-------- Information supplied

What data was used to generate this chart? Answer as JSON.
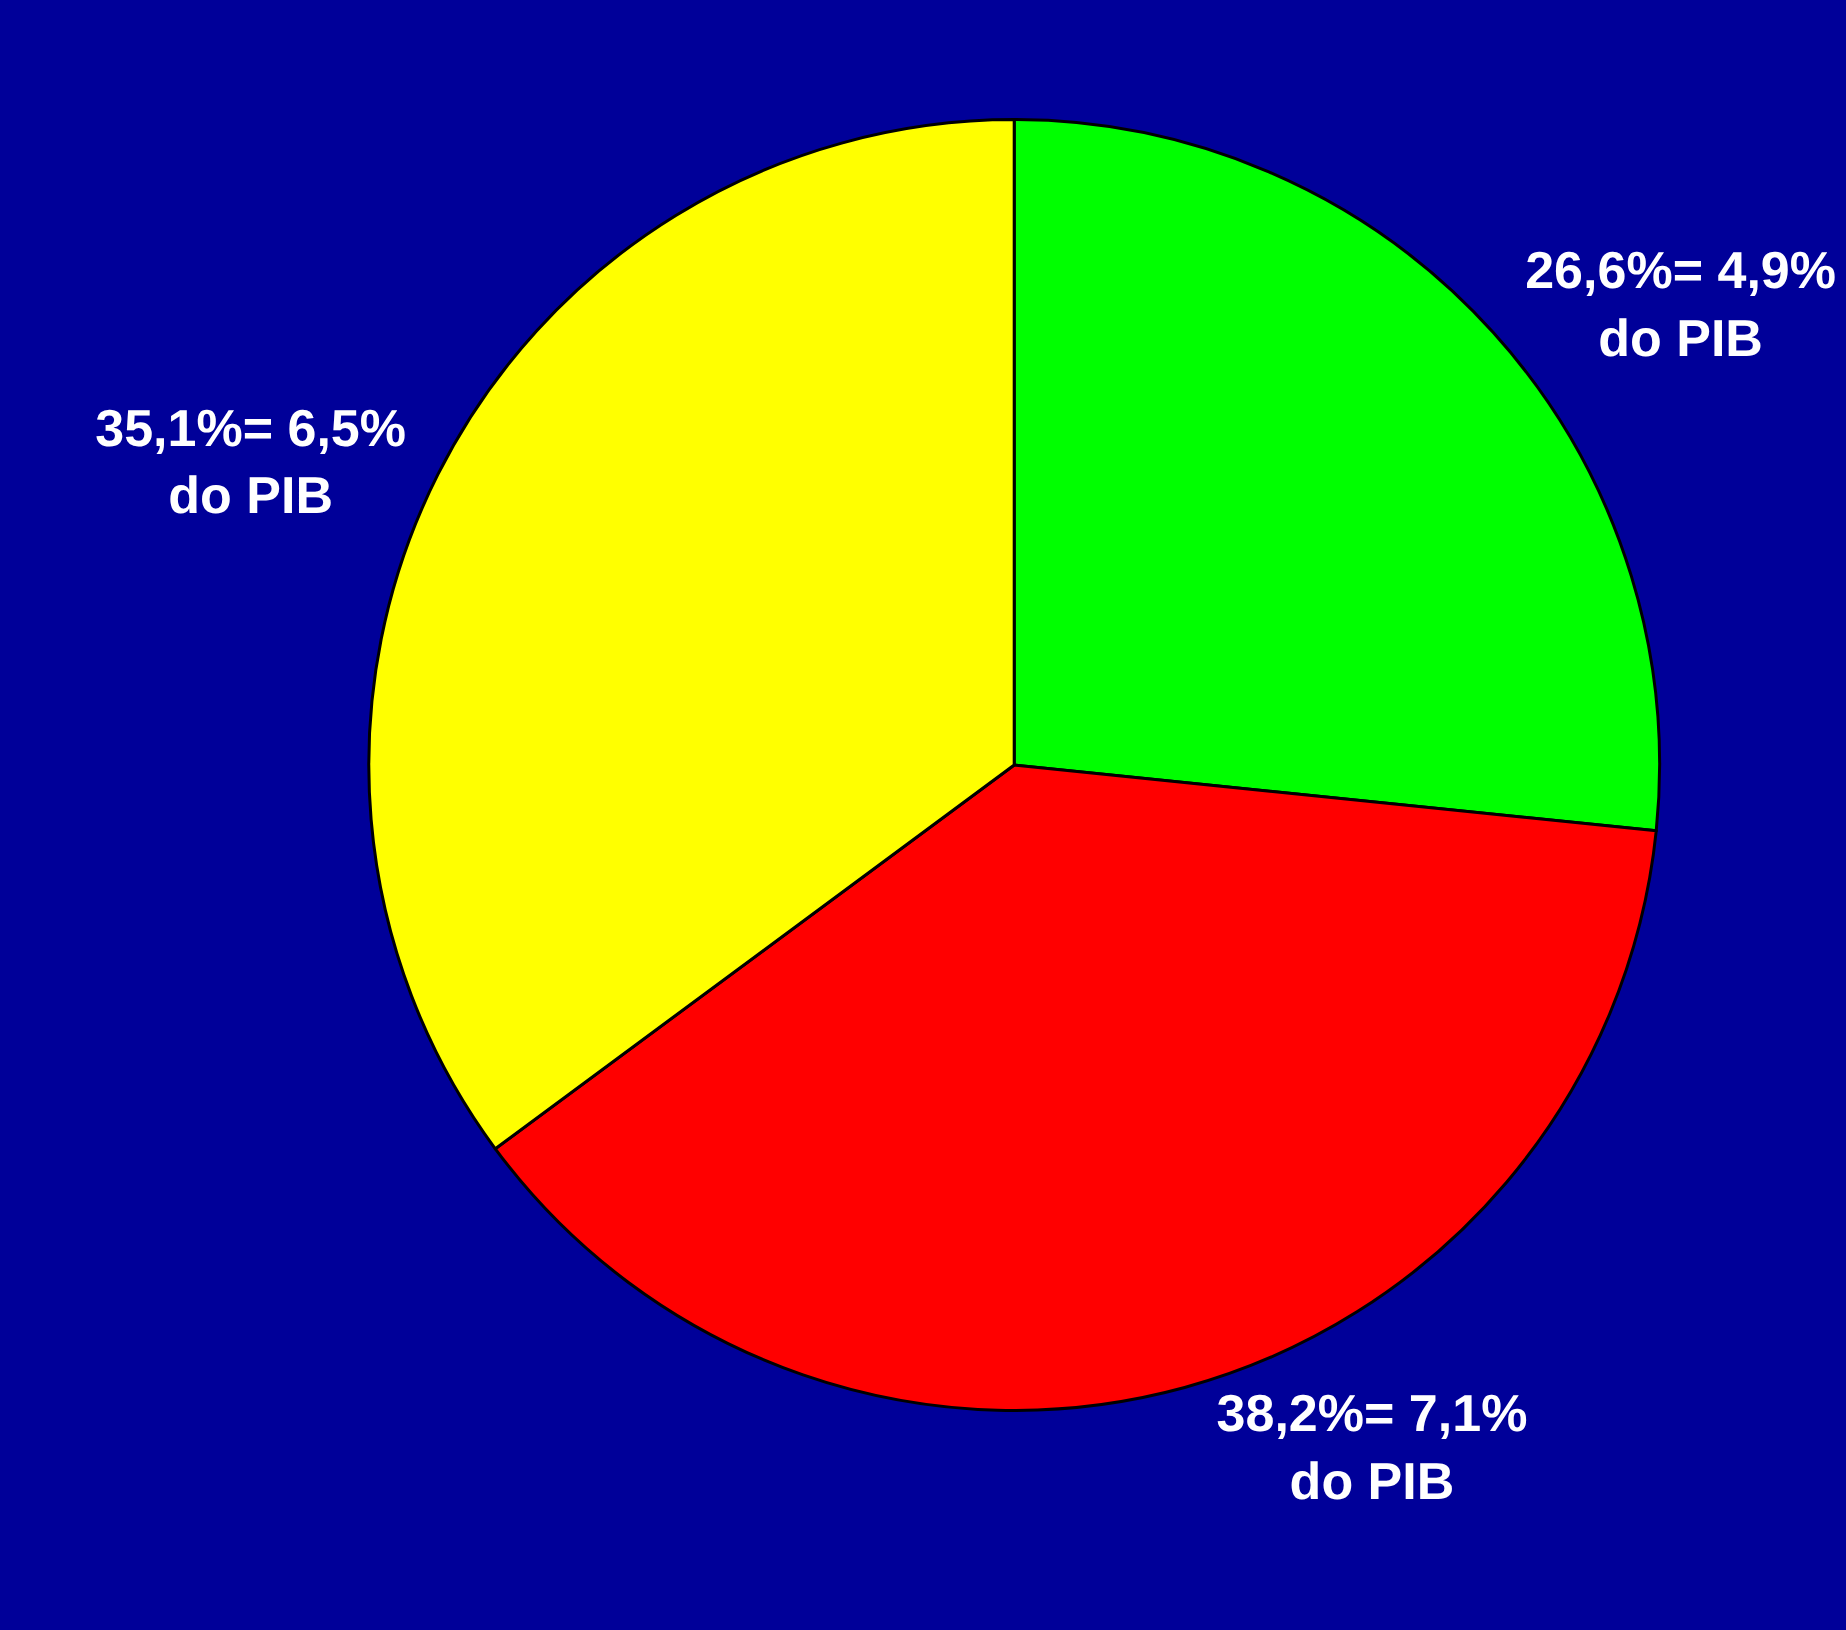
{
  "chart_data": {
    "type": "pie",
    "categories": [
      null,
      null,
      null
    ],
    "values": [
      26.6,
      38.2,
      35.1
    ],
    "colors": [
      "#00ff00",
      "#ff0000",
      "#ffff00"
    ],
    "value_labels": [
      "26,6%= 4,9%\ndo PIB",
      "38,2%= 7,1%\ndo PIB",
      "35,1%= 6,5%\ndo PIB"
    ],
    "legend": false
  }
}
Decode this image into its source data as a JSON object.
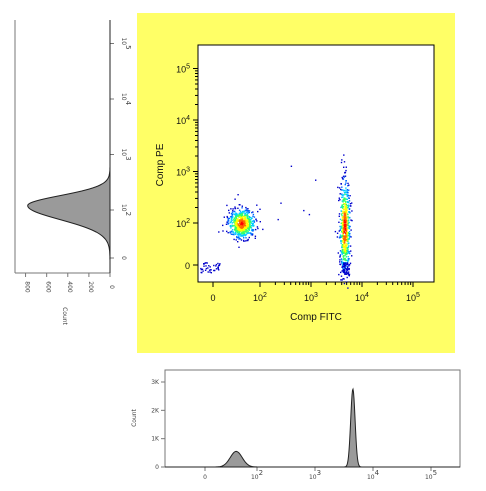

----------------

Write out every line above exactly as it is, leaving out the pictures.

What data was used to generate this chart? Answer as JSON.
{
  "chart_data": {
    "type": "pie",
    "categories": [
      null,
      null,
      null
    ],
    "values": [
      26.6,
      38.2,
      35.1
    ],
    "colors": [
      "#00ff00",
      "#ff0000",
      "#ffff00"
    ],
    "value_labels": [
      "26,6%= 4,9%\ndo PIB",
      "38,2%= 7,1%\ndo PIB",
      "35,1%= 6,5%\ndo PIB"
    ],
    "legend": false
  }
}
Decode this image into its source data as a JSON object.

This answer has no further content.